Records from a dataset
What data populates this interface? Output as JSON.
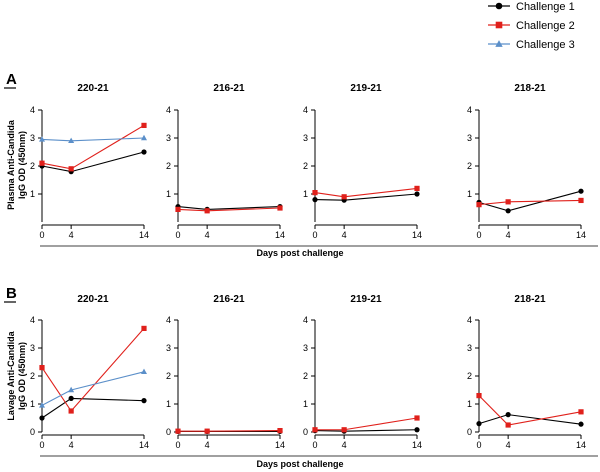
{
  "legend": [
    {
      "name": "Challenge 1",
      "color": "#000000",
      "marker": "circle"
    },
    {
      "name": "Challenge 2",
      "color": "#e0201b",
      "marker": "square"
    },
    {
      "name": "Challenge 3",
      "color": "#5b8fc9",
      "marker": "triangle"
    }
  ],
  "chart_data": [
    {
      "type": "line",
      "panel": "A",
      "title": "220-21",
      "ylabel": "Plasma Anti-Candida IgG OD (450nm)",
      "xlabel": "Days post challenge",
      "xticks": [
        0,
        4,
        14
      ],
      "yticks": [
        1,
        2,
        3,
        4
      ],
      "ylim": [
        0,
        4
      ],
      "series": [
        {
          "name": "Challenge 1",
          "x": [
            0,
            4,
            14
          ],
          "y": [
            2.0,
            1.8,
            2.5
          ]
        },
        {
          "name": "Challenge 2",
          "x": [
            0,
            4,
            14
          ],
          "y": [
            2.1,
            1.9,
            3.45
          ]
        },
        {
          "name": "Challenge 3",
          "x": [
            0,
            4,
            14
          ],
          "y": [
            2.95,
            2.9,
            3.0
          ]
        }
      ]
    },
    {
      "type": "line",
      "panel": "A",
      "title": "216-21",
      "xlabel": "Days post challenge",
      "xticks": [
        0,
        4,
        14
      ],
      "yticks": [
        1,
        2,
        3,
        4
      ],
      "ylim": [
        0,
        4
      ],
      "series": [
        {
          "name": "Challenge 1",
          "x": [
            0,
            4,
            14
          ],
          "y": [
            0.55,
            0.45,
            0.55
          ]
        },
        {
          "name": "Challenge 2",
          "x": [
            0,
            4,
            14
          ],
          "y": [
            0.45,
            0.4,
            0.5
          ]
        }
      ]
    },
    {
      "type": "line",
      "panel": "A",
      "title": "219-21",
      "xlabel": "Days post challenge",
      "xticks": [
        0,
        4,
        14
      ],
      "yticks": [
        1,
        2,
        3,
        4
      ],
      "ylim": [
        0,
        4
      ],
      "series": [
        {
          "name": "Challenge 1",
          "x": [
            0,
            4,
            14
          ],
          "y": [
            0.8,
            0.78,
            1.0
          ]
        },
        {
          "name": "Challenge 2",
          "x": [
            0,
            4,
            14
          ],
          "y": [
            1.05,
            0.9,
            1.2
          ]
        }
      ]
    },
    {
      "type": "line",
      "panel": "A",
      "title": "218-21",
      "xlabel": "Days post challenge",
      "xticks": [
        0,
        4,
        14
      ],
      "yticks": [
        1,
        2,
        3,
        4
      ],
      "ylim": [
        0,
        4
      ],
      "series": [
        {
          "name": "Challenge 1",
          "x": [
            0,
            4,
            14
          ],
          "y": [
            0.7,
            0.4,
            1.1
          ]
        },
        {
          "name": "Challenge 2",
          "x": [
            0,
            4,
            14
          ],
          "y": [
            0.62,
            0.72,
            0.77
          ]
        }
      ]
    },
    {
      "type": "line",
      "panel": "B",
      "title": "220-21",
      "ylabel": "Lavage Anti-Candida IgG OD (450nm)",
      "xlabel": "Days post challenge",
      "xticks": [
        0,
        4,
        14
      ],
      "yticks": [
        0,
        1,
        2,
        3,
        4
      ],
      "ylim": [
        0,
        4
      ],
      "series": [
        {
          "name": "Challenge 1",
          "x": [
            0,
            4,
            14
          ],
          "y": [
            0.5,
            1.2,
            1.12
          ]
        },
        {
          "name": "Challenge 2",
          "x": [
            0,
            4,
            14
          ],
          "y": [
            2.3,
            0.75,
            3.7
          ]
        },
        {
          "name": "Challenge 3",
          "x": [
            0,
            4,
            14
          ],
          "y": [
            0.95,
            1.5,
            2.15
          ]
        }
      ]
    },
    {
      "type": "line",
      "panel": "B",
      "title": "216-21",
      "xlabel": "Days post challenge",
      "xticks": [
        0,
        4,
        14
      ],
      "yticks": [
        0,
        1,
        2,
        3,
        4
      ],
      "ylim": [
        0,
        4
      ],
      "series": [
        {
          "name": "Challenge 1",
          "x": [
            0,
            4,
            14
          ],
          "y": [
            0.02,
            0.02,
            0.02
          ]
        },
        {
          "name": "Challenge 2",
          "x": [
            0,
            4,
            14
          ],
          "y": [
            0.03,
            0.03,
            0.05
          ]
        }
      ]
    },
    {
      "type": "line",
      "panel": "B",
      "title": "219-21",
      "xlabel": "Days post challenge",
      "xticks": [
        0,
        4,
        14
      ],
      "yticks": [
        0,
        1,
        2,
        3,
        4
      ],
      "ylim": [
        0,
        4
      ],
      "series": [
        {
          "name": "Challenge 1",
          "x": [
            0,
            4,
            14
          ],
          "y": [
            0.05,
            0.03,
            0.08
          ]
        },
        {
          "name": "Challenge 2",
          "x": [
            0,
            4,
            14
          ],
          "y": [
            0.08,
            0.08,
            0.5
          ]
        }
      ]
    },
    {
      "type": "line",
      "panel": "B",
      "title": "218-21",
      "xlabel": "Days post challenge",
      "xticks": [
        0,
        4,
        14
      ],
      "yticks": [
        0,
        1,
        2,
        3,
        4
      ],
      "ylim": [
        0,
        4
      ],
      "series": [
        {
          "name": "Challenge 1",
          "x": [
            0,
            4,
            14
          ],
          "y": [
            0.3,
            0.62,
            0.28
          ]
        },
        {
          "name": "Challenge 2",
          "x": [
            0,
            4,
            14
          ],
          "y": [
            1.3,
            0.25,
            0.72
          ]
        }
      ]
    }
  ]
}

- [The problem] Copy the data word for word. Pictures do not go in the copy.

- [Response]
What data populates this interface? Output as JSON.
{
  "legend": [
    {
      "name": "Challenge 1",
      "color": "#000000",
      "marker": "circle"
    },
    {
      "name": "Challenge 2",
      "color": "#e0201b",
      "marker": "square"
    },
    {
      "name": "Challenge 3",
      "color": "#5b8fc9",
      "marker": "triangle"
    }
  ],
  "chart_data": [
    {
      "type": "line",
      "panel": "A",
      "title": "220-21",
      "ylabel": "Plasma Anti-Candida IgG OD (450nm)",
      "xlabel": "Days post challenge",
      "xticks": [
        0,
        4,
        14
      ],
      "yticks": [
        1,
        2,
        3,
        4
      ],
      "ylim": [
        0,
        4
      ],
      "series": [
        {
          "name": "Challenge 1",
          "x": [
            0,
            4,
            14
          ],
          "y": [
            2.0,
            1.8,
            2.5
          ]
        },
        {
          "name": "Challenge 2",
          "x": [
            0,
            4,
            14
          ],
          "y": [
            2.1,
            1.9,
            3.45
          ]
        },
        {
          "name": "Challenge 3",
          "x": [
            0,
            4,
            14
          ],
          "y": [
            2.95,
            2.9,
            3.0
          ]
        }
      ]
    },
    {
      "type": "line",
      "panel": "A",
      "title": "216-21",
      "xlabel": "Days post challenge",
      "xticks": [
        0,
        4,
        14
      ],
      "yticks": [
        1,
        2,
        3,
        4
      ],
      "ylim": [
        0,
        4
      ],
      "series": [
        {
          "name": "Challenge 1",
          "x": [
            0,
            4,
            14
          ],
          "y": [
            0.55,
            0.45,
            0.55
          ]
        },
        {
          "name": "Challenge 2",
          "x": [
            0,
            4,
            14
          ],
          "y": [
            0.45,
            0.4,
            0.5
          ]
        }
      ]
    },
    {
      "type": "line",
      "panel": "A",
      "title": "219-21",
      "xlabel": "Days post challenge",
      "xticks": [
        0,
        4,
        14
      ],
      "yticks": [
        1,
        2,
        3,
        4
      ],
      "ylim": [
        0,
        4
      ],
      "series": [
        {
          "name": "Challenge 1",
          "x": [
            0,
            4,
            14
          ],
          "y": [
            0.8,
            0.78,
            1.0
          ]
        },
        {
          "name": "Challenge 2",
          "x": [
            0,
            4,
            14
          ],
          "y": [
            1.05,
            0.9,
            1.2
          ]
        }
      ]
    },
    {
      "type": "line",
      "panel": "A",
      "title": "218-21",
      "xlabel": "Days post challenge",
      "xticks": [
        0,
        4,
        14
      ],
      "yticks": [
        1,
        2,
        3,
        4
      ],
      "ylim": [
        0,
        4
      ],
      "series": [
        {
          "name": "Challenge 1",
          "x": [
            0,
            4,
            14
          ],
          "y": [
            0.7,
            0.4,
            1.1
          ]
        },
        {
          "name": "Challenge 2",
          "x": [
            0,
            4,
            14
          ],
          "y": [
            0.62,
            0.72,
            0.77
          ]
        }
      ]
    },
    {
      "type": "line",
      "panel": "B",
      "title": "220-21",
      "ylabel": "Lavage Anti-Candida IgG OD (450nm)",
      "xlabel": "Days post challenge",
      "xticks": [
        0,
        4,
        14
      ],
      "yticks": [
        0,
        1,
        2,
        3,
        4
      ],
      "ylim": [
        0,
        4
      ],
      "series": [
        {
          "name": "Challenge 1",
          "x": [
            0,
            4,
            14
          ],
          "y": [
            0.5,
            1.2,
            1.12
          ]
        },
        {
          "name": "Challenge 2",
          "x": [
            0,
            4,
            14
          ],
          "y": [
            2.3,
            0.75,
            3.7
          ]
        },
        {
          "name": "Challenge 3",
          "x": [
            0,
            4,
            14
          ],
          "y": [
            0.95,
            1.5,
            2.15
          ]
        }
      ]
    },
    {
      "type": "line",
      "panel": "B",
      "title": "216-21",
      "xlabel": "Days post challenge",
      "xticks": [
        0,
        4,
        14
      ],
      "yticks": [
        0,
        1,
        2,
        3,
        4
      ],
      "ylim": [
        0,
        4
      ],
      "series": [
        {
          "name": "Challenge 1",
          "x": [
            0,
            4,
            14
          ],
          "y": [
            0.02,
            0.02,
            0.02
          ]
        },
        {
          "name": "Challenge 2",
          "x": [
            0,
            4,
            14
          ],
          "y": [
            0.03,
            0.03,
            0.05
          ]
        }
      ]
    },
    {
      "type": "line",
      "panel": "B",
      "title": "219-21",
      "xlabel": "Days post challenge",
      "xticks": [
        0,
        4,
        14
      ],
      "yticks": [
        0,
        1,
        2,
        3,
        4
      ],
      "ylim": [
        0,
        4
      ],
      "series": [
        {
          "name": "Challenge 1",
          "x": [
            0,
            4,
            14
          ],
          "y": [
            0.05,
            0.03,
            0.08
          ]
        },
        {
          "name": "Challenge 2",
          "x": [
            0,
            4,
            14
          ],
          "y": [
            0.08,
            0.08,
            0.5
          ]
        }
      ]
    },
    {
      "type": "line",
      "panel": "B",
      "title": "218-21",
      "xlabel": "Days post challenge",
      "xticks": [
        0,
        4,
        14
      ],
      "yticks": [
        0,
        1,
        2,
        3,
        4
      ],
      "ylim": [
        0,
        4
      ],
      "series": [
        {
          "name": "Challenge 1",
          "x": [
            0,
            4,
            14
          ],
          "y": [
            0.3,
            0.62,
            0.28
          ]
        },
        {
          "name": "Challenge 2",
          "x": [
            0,
            4,
            14
          ],
          "y": [
            1.3,
            0.25,
            0.72
          ]
        }
      ]
    }
  ]
}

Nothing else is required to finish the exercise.